# [Task description]
Repeat all the material exactly; pictures stay out of your copy.

# [Collected data entries]
• • • •

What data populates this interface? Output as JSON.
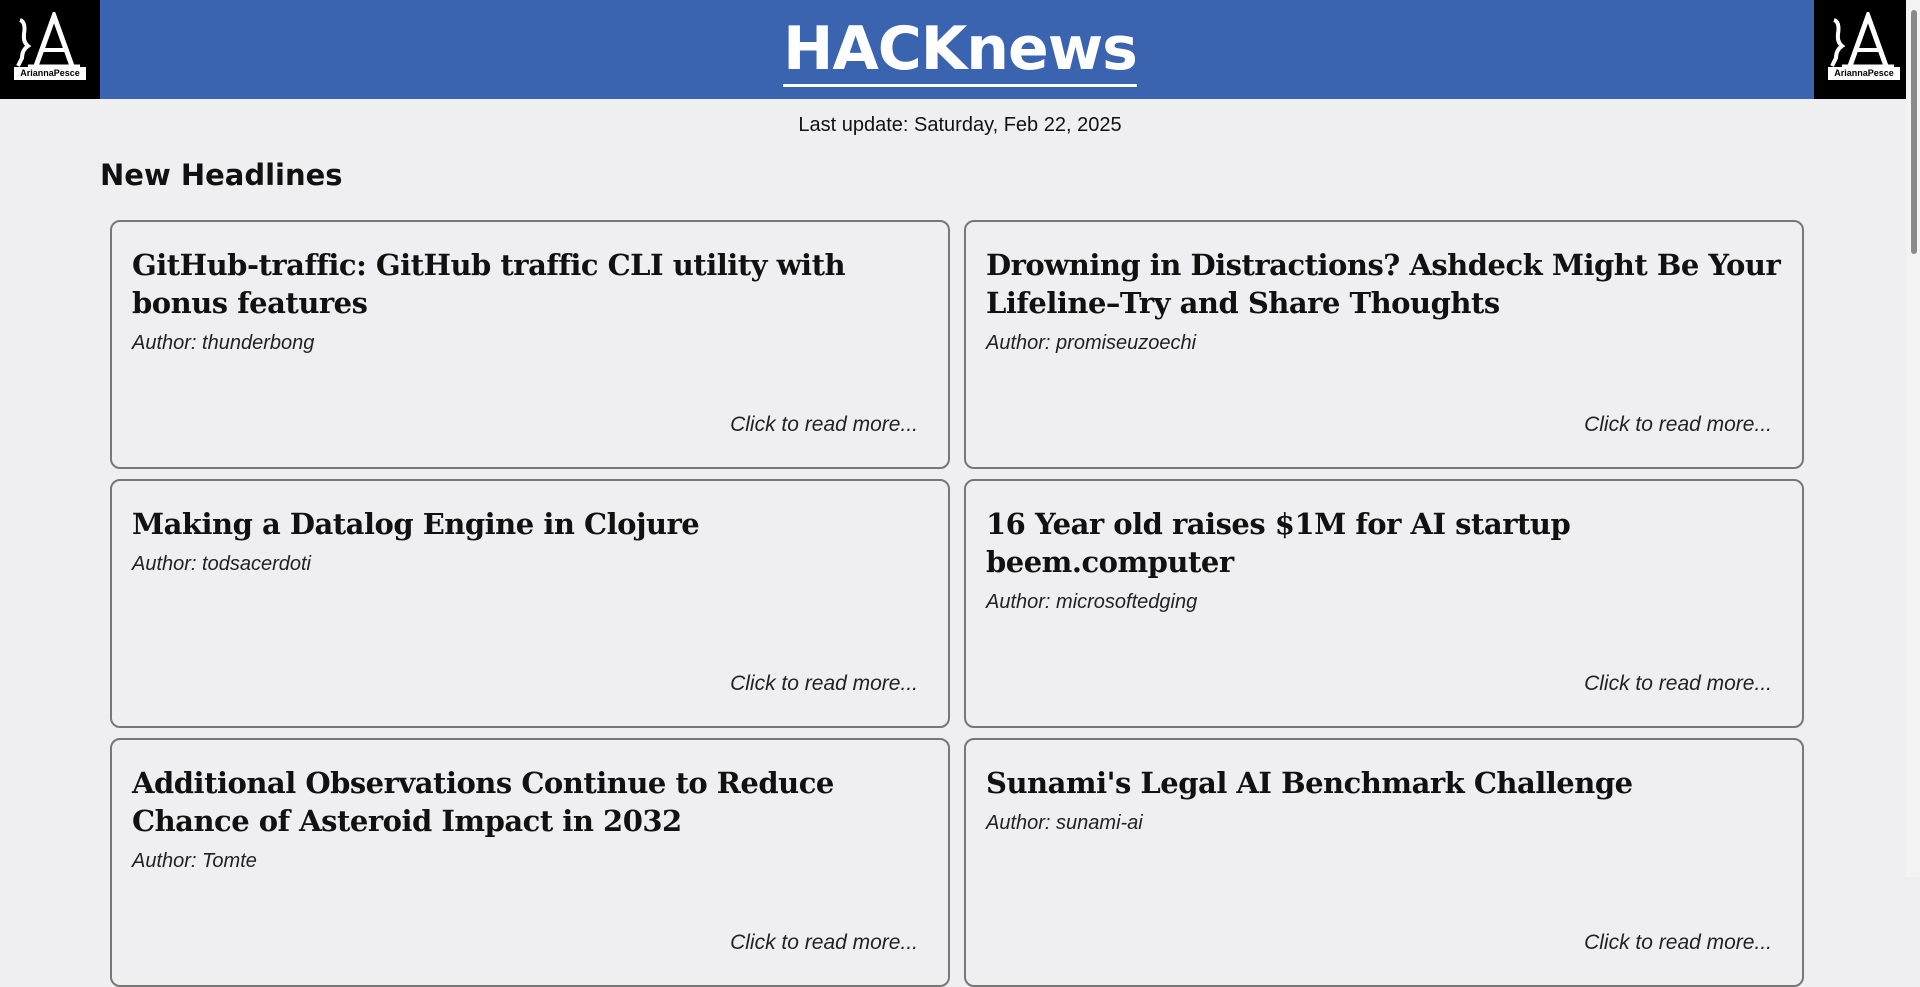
{
  "header": {
    "logo_text": "AriannaPesce",
    "title": "HACKnews"
  },
  "last_update": "Last update: Saturday, Feb 22, 2025",
  "section_title": "New Headlines",
  "cards": [
    {
      "title": "GitHub-traffic: GitHub traffic CLI utility with bonus features",
      "author": "Author: thunderbong",
      "read_more": "Click to read more..."
    },
    {
      "title": "Drowning in Distractions? Ashdeck Might Be Your Lifeline–Try and Share Thoughts",
      "author": "Author: promiseuzoechi",
      "read_more": "Click to read more..."
    },
    {
      "title": "Making a Datalog Engine in Clojure",
      "author": "Author: todsacerdoti",
      "read_more": "Click to read more..."
    },
    {
      "title": "16 Year old raises $1M for AI startup beem.computer",
      "author": "Author: microsoftedging",
      "read_more": "Click to read more..."
    },
    {
      "title": "Additional Observations Continue to Reduce Chance of Asteroid Impact in 2032",
      "author": "Author: Tomte",
      "read_more": "Click to read more..."
    },
    {
      "title": "Sunami's Legal AI Benchmark Challenge",
      "author": "Author: sunami-ai",
      "read_more": "Click to read more..."
    }
  ]
}
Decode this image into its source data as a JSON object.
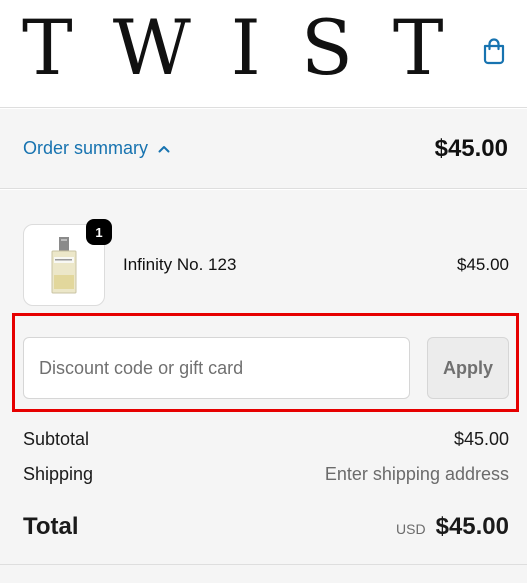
{
  "header": {
    "logo_text": "TWIST",
    "cart_icon": "shopping-bag-icon"
  },
  "summary": {
    "toggle_label": "Order summary",
    "toggle_icon": "chevron-up-icon",
    "total": "$45.00"
  },
  "line_items": [
    {
      "name": "Infinity No. 123",
      "price": "$45.00",
      "quantity": "1",
      "image_icon": "perfume-bottle-icon"
    }
  ],
  "discount": {
    "placeholder": "Discount code or gift card",
    "value": "",
    "apply_label": "Apply"
  },
  "totals": {
    "subtotal_label": "Subtotal",
    "subtotal_value": "$45.00",
    "shipping_label": "Shipping",
    "shipping_value": "Enter shipping address",
    "total_label": "Total",
    "currency": "USD",
    "total_value": "$45.00"
  },
  "colors": {
    "accent": "#1773b0",
    "highlight": "#e60000",
    "panel": "#f5f5f5"
  }
}
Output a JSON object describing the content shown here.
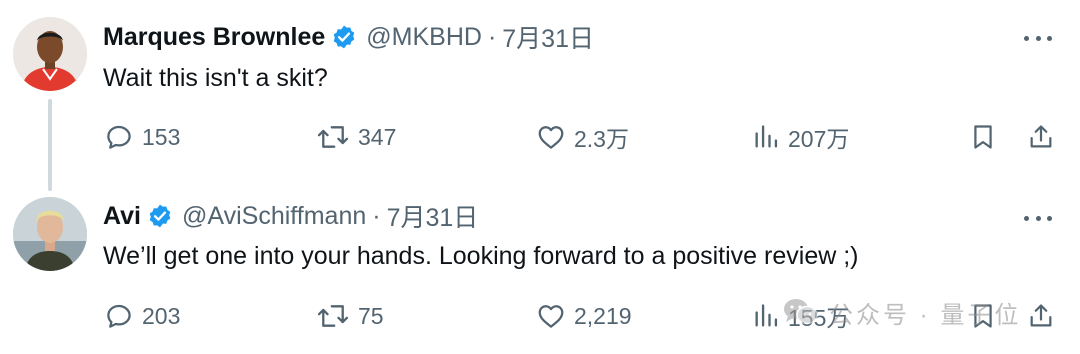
{
  "tweets": [
    {
      "name": "Marques Brownlee",
      "handle": "@MKBHD",
      "separator": "·",
      "date": "7月31日",
      "text": "Wait this isn't a skit?",
      "replies": "153",
      "retweets": "347",
      "likes": "2.3万",
      "views": "207万"
    },
    {
      "name": "Avi",
      "handle": "@AviSchiffmann",
      "separator": "·",
      "date": "7月31日",
      "text": "We’ll get one into your hands. Looking forward to a positive review ;)",
      "replies": "203",
      "retweets": "75",
      "likes": "2,219",
      "views": "155万"
    }
  ],
  "watermark": {
    "text": "公众号 · 量子位"
  },
  "colors": {
    "text": "#0f1419",
    "secondary": "#536471",
    "verified": "#1d9bf0",
    "thread_line": "#cfd9de"
  },
  "icons": [
    "reply-icon",
    "retweet-icon",
    "like-icon",
    "views-icon",
    "bookmark-icon",
    "share-icon",
    "verified-badge-icon",
    "more-icon",
    "wechat-icon"
  ]
}
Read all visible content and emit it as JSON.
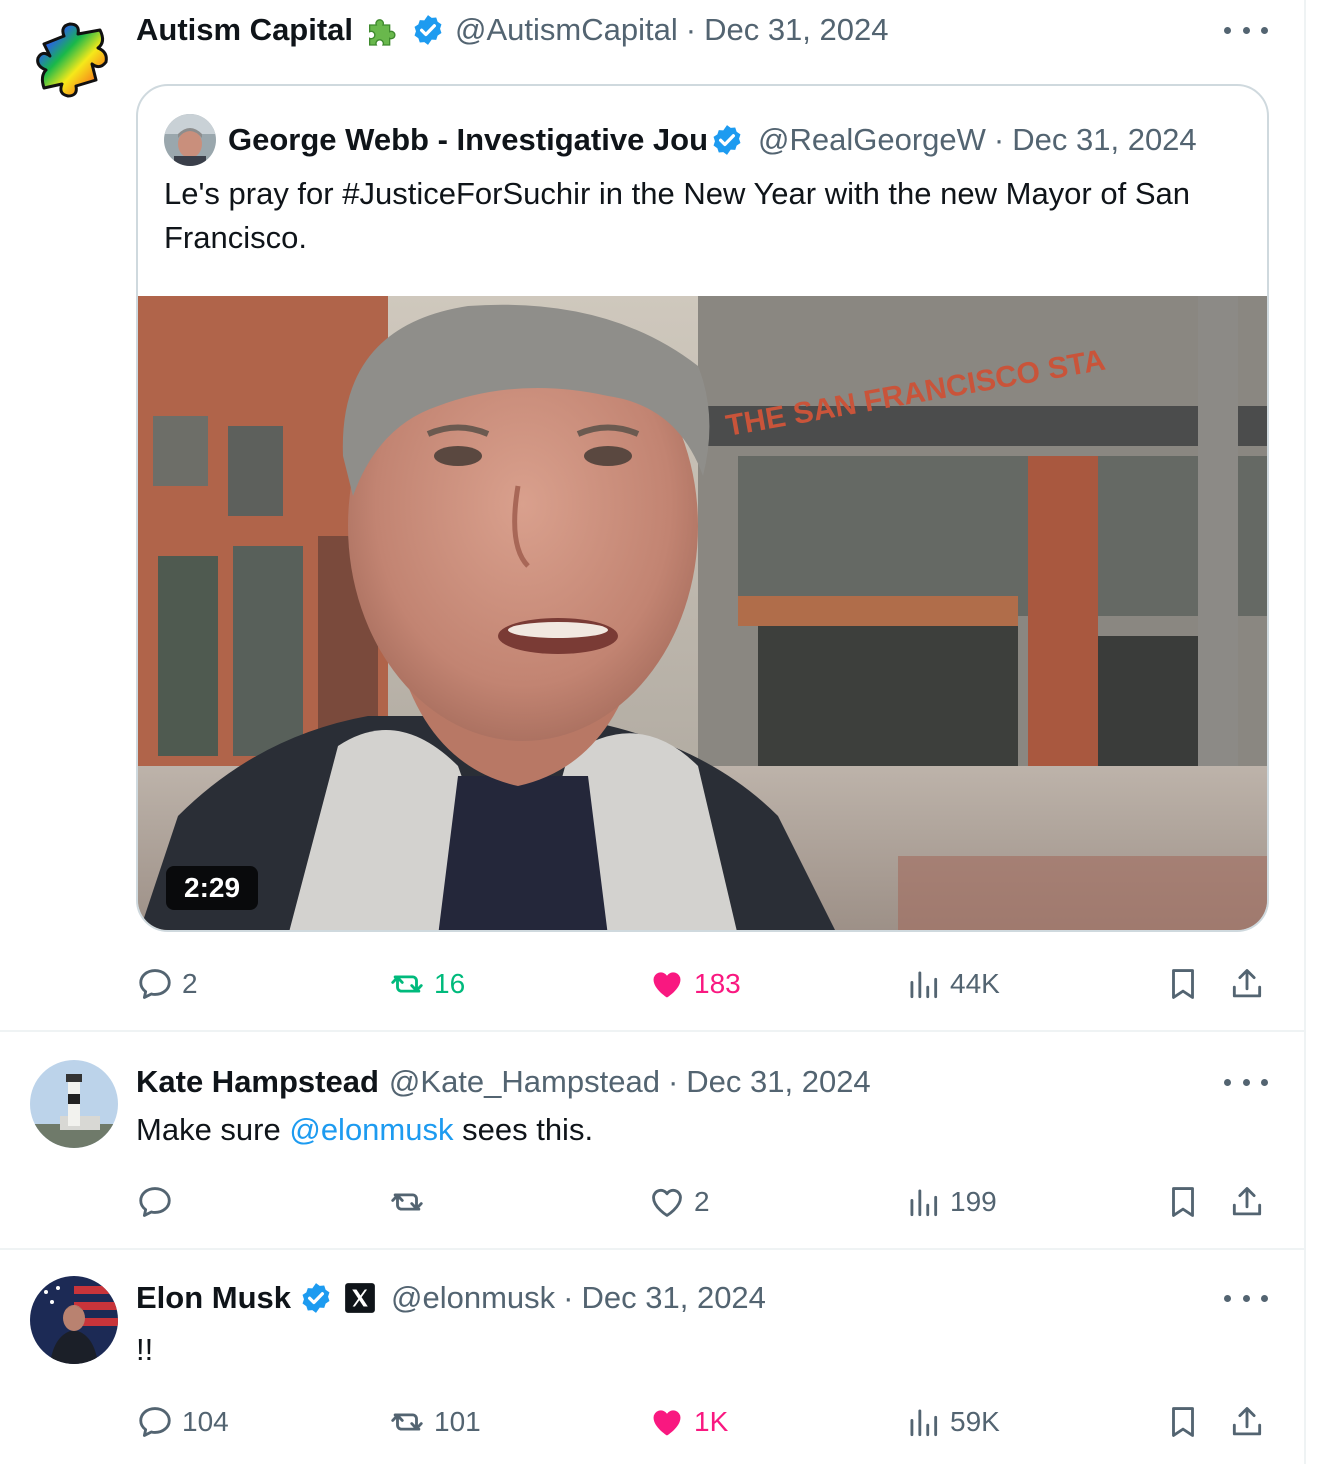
{
  "tweets": [
    {
      "author": "Autism Capital",
      "handle": "@AutismCapital",
      "date": "Dec 31, 2024",
      "quote": {
        "author": "George Webb - Investigative Jou",
        "handle": "@RealGeorgeW",
        "date": "Dec 31, 2024",
        "text": "Le's pray for #JusticeForSuchir in the New Year with the new Mayor of San Francisco.",
        "sign_text": "THE SAN FRANCISCO STA",
        "video_duration": "2:29"
      },
      "metrics": {
        "replies": "2",
        "reposts": "16",
        "likes": "183",
        "views": "44K"
      }
    },
    {
      "author": "Kate Hampstead",
      "handle": "@Kate_Hampstead",
      "date": "Dec 31, 2024",
      "text_before": "Make sure ",
      "mention": "@elonmusk",
      "text_after": " sees this.",
      "metrics": {
        "replies": "",
        "reposts": "",
        "likes": "2",
        "views": "199"
      }
    },
    {
      "author": "Elon Musk",
      "handle": "@elonmusk",
      "date": "Dec 31, 2024",
      "text": "!!",
      "metrics": {
        "replies": "104",
        "reposts": "101",
        "likes": "1K",
        "views": "59K"
      }
    }
  ],
  "separator": "·",
  "colors": {
    "accent": "#1d9bf0",
    "repost": "#00ba7c",
    "like": "#f91880",
    "muted": "#536471",
    "border": "#cfd9de"
  },
  "icons": [
    "puzzle-avatar-icon",
    "puzzle-icon",
    "verified-badge-icon",
    "x-logo-icon",
    "reply-icon",
    "repost-icon",
    "like-icon",
    "views-icon",
    "bookmark-icon",
    "share-icon",
    "more-icon"
  ]
}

• • • •

# [Solution]
What data populates this interface? Output as JSON.
{
  "header": {
    "logo_text": "AriannaPesce",
    "title": "HACKnews"
  },
  "last_update": "Last update: Saturday, Feb 22, 2025",
  "section_title": "New Headlines",
  "cards": [
    {
      "title": "GitHub-traffic: GitHub traffic CLI utility with bonus features",
      "author": "Author: thunderbong",
      "read_more": "Click to read more..."
    },
    {
      "title": "Drowning in Distractions? Ashdeck Might Be Your Lifeline–Try and Share Thoughts",
      "author": "Author: promiseuzoechi",
      "read_more": "Click to read more..."
    },
    {
      "title": "Making a Datalog Engine in Clojure",
      "author": "Author: todsacerdoti",
      "read_more": "Click to read more..."
    },
    {
      "title": "16 Year old raises $1M for AI startup beem.computer",
      "author": "Author: microsoftedging",
      "read_more": "Click to read more..."
    },
    {
      "title": "Additional Observations Continue to Reduce Chance of Asteroid Impact in 2032",
      "author": "Author: Tomte",
      "read_more": "Click to read more..."
    },
    {
      "title": "Sunami's Legal AI Benchmark Challenge",
      "author": "Author: sunami-ai",
      "read_more": "Click to read more..."
    }
  ]
}
Decode this image into its source data as a JSON object.
{
  "header": {
    "logo_text": "TWIST",
    "cart_icon": "shopping-bag-icon"
  },
  "summary": {
    "toggle_label": "Order summary",
    "toggle_icon": "chevron-up-icon",
    "total": "$45.00"
  },
  "line_items": [
    {
      "name": "Infinity No. 123",
      "price": "$45.00",
      "quantity": "1",
      "image_icon": "perfume-bottle-icon"
    }
  ],
  "discount": {
    "placeholder": "Discount code or gift card",
    "value": "",
    "apply_label": "Apply"
  },
  "totals": {
    "subtotal_label": "Subtotal",
    "subtotal_value": "$45.00",
    "shipping_label": "Shipping",
    "shipping_value": "Enter shipping address",
    "total_label": "Total",
    "currency": "USD",
    "total_value": "$45.00"
  },
  "colors": {
    "accent": "#1773b0",
    "highlight": "#e60000",
    "panel": "#f5f5f5"
  }
}
Output a JSON object describing the content shown here.
{
  "tweets": [
    {
      "name": "Marques Brownlee",
      "handle": "@MKBHD",
      "separator": "·",
      "date": "7月31日",
      "text": "Wait this isn't a skit?",
      "replies": "153",
      "retweets": "347",
      "likes": "2.3万",
      "views": "207万"
    },
    {
      "name": "Avi",
      "handle": "@AviSchiffmann",
      "separator": "·",
      "date": "7月31日",
      "text": "We’ll get one into your hands. Looking forward to a positive review ;)",
      "replies": "203",
      "retweets": "75",
      "likes": "2,219",
      "views": "155万"
    }
  ],
  "watermark": {
    "text": "公众号 · 量子位"
  },
  "colors": {
    "text": "#0f1419",
    "secondary": "#536471",
    "verified": "#1d9bf0",
    "thread_line": "#cfd9de"
  },
  "icons": [
    "reply-icon",
    "retweet-icon",
    "like-icon",
    "views-icon",
    "bookmark-icon",
    "share-icon",
    "verified-badge-icon",
    "more-icon",
    "wechat-icon"
  ]
}
Read all visible content and emit it as JSON.
{
  "tweets": [
    {
      "author": "Autism Capital",
      "handle": "@AutismCapital",
      "date": "Dec 31, 2024",
      "quote": {
        "author": "George Webb - Investigative Jou",
        "handle": "@RealGeorgeW",
        "date": "Dec 31, 2024",
        "text": "Le's pray for #JusticeForSuchir in the New Year with the new Mayor of San Francisco.",
        "sign_text": "THE SAN FRANCISCO STA",
        "video_duration": "2:29"
      },
      "metrics": {
        "replies": "2",
        "reposts": "16",
        "likes": "183",
        "views": "44K"
      }
    },
    {
      "author": "Kate Hampstead",
      "handle": "@Kate_Hampstead",
      "date": "Dec 31, 2024",
      "text_before": "Make sure ",
      "mention": "@elonmusk",
      "text_after": " sees this.",
      "metrics": {
        "replies": "",
        "reposts": "",
        "likes": "2",
        "views": "199"
      }
    },
    {
      "author": "Elon Musk",
      "handle": "@elonmusk",
      "date": "Dec 31, 2024",
      "text": "!!",
      "metrics": {
        "replies": "104",
        "reposts": "101",
        "likes": "1K",
        "views": "59K"
      }
    }
  ],
  "separator": "·",
  "colors": {
    "accent": "#1d9bf0",
    "repost": "#00ba7c",
    "like": "#f91880",
    "muted": "#536471",
    "border": "#cfd9de"
  },
  "icons": [
    "puzzle-avatar-icon",
    "puzzle-icon",
    "verified-badge-icon",
    "x-logo-icon",
    "reply-icon",
    "repost-icon",
    "like-icon",
    "views-icon",
    "bookmark-icon",
    "share-icon",
    "more-icon"
  ]
}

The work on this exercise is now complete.